>> BEGIN Given records

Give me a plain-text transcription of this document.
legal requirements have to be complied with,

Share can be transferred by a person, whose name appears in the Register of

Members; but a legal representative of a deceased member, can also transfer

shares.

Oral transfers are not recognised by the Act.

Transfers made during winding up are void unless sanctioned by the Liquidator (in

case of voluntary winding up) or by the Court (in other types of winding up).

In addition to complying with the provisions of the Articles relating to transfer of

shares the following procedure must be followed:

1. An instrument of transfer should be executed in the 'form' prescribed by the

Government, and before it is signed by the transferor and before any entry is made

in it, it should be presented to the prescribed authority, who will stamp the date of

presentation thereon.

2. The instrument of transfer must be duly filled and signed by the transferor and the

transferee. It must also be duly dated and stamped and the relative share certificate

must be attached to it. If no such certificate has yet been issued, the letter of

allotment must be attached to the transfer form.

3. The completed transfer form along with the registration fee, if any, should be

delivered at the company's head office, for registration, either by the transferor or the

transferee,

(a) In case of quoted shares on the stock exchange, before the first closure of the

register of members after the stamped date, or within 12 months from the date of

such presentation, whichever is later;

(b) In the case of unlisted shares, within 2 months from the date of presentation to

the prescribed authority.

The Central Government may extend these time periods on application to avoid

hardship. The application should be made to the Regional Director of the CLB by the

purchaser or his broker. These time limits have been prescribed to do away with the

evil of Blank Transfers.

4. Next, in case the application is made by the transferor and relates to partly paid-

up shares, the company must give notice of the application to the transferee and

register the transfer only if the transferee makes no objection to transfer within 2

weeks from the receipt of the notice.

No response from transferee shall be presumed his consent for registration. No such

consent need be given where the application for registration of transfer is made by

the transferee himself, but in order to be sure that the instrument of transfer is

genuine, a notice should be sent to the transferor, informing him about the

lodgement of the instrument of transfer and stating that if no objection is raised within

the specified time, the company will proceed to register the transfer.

>> END Given records
>> BEGIN Given records

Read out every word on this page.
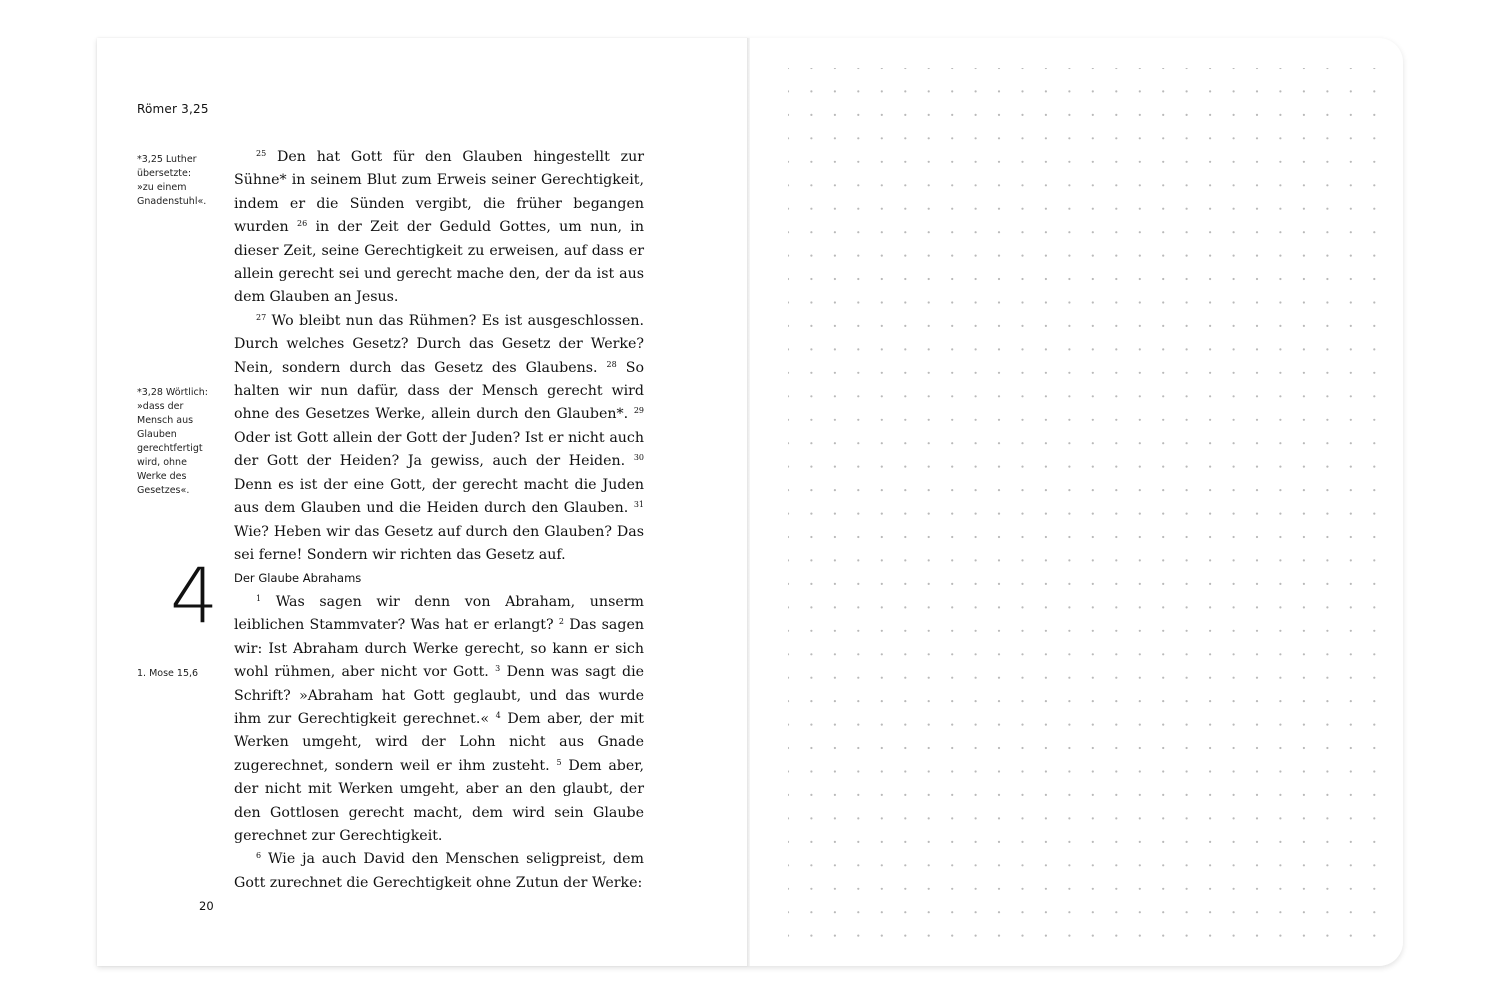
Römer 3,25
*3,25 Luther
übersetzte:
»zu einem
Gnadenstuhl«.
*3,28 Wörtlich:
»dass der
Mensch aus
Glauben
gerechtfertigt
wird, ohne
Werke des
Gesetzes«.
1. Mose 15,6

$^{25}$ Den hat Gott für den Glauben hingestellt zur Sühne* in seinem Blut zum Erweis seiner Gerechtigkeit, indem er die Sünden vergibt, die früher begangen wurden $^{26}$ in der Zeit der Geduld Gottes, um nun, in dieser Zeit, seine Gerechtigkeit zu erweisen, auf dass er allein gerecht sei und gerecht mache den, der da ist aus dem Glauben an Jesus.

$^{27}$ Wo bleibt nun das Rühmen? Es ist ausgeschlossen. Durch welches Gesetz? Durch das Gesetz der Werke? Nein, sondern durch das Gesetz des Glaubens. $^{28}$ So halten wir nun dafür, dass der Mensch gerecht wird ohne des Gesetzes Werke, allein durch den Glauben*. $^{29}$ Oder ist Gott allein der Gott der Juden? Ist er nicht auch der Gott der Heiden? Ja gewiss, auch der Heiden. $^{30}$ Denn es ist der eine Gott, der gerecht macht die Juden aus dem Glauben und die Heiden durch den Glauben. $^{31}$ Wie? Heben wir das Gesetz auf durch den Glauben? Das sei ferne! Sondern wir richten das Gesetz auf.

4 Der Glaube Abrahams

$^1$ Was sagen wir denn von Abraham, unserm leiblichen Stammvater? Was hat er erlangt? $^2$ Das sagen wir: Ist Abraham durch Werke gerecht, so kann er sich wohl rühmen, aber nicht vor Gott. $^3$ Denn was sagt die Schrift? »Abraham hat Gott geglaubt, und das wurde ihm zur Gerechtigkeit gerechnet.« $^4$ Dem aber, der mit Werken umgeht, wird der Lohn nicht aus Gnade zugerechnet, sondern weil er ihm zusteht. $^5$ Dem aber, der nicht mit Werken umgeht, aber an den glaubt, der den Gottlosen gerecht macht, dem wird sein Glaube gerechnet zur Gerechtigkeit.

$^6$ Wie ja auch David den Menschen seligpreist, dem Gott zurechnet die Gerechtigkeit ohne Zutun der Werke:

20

>> END Given records

Written task: Please list every line of the records that contains "months".

Expected answer:
register of members after the stamped date, or within 12 months from the date of
(b) In the case of unlisted shares, within 2 months from the date of presentation to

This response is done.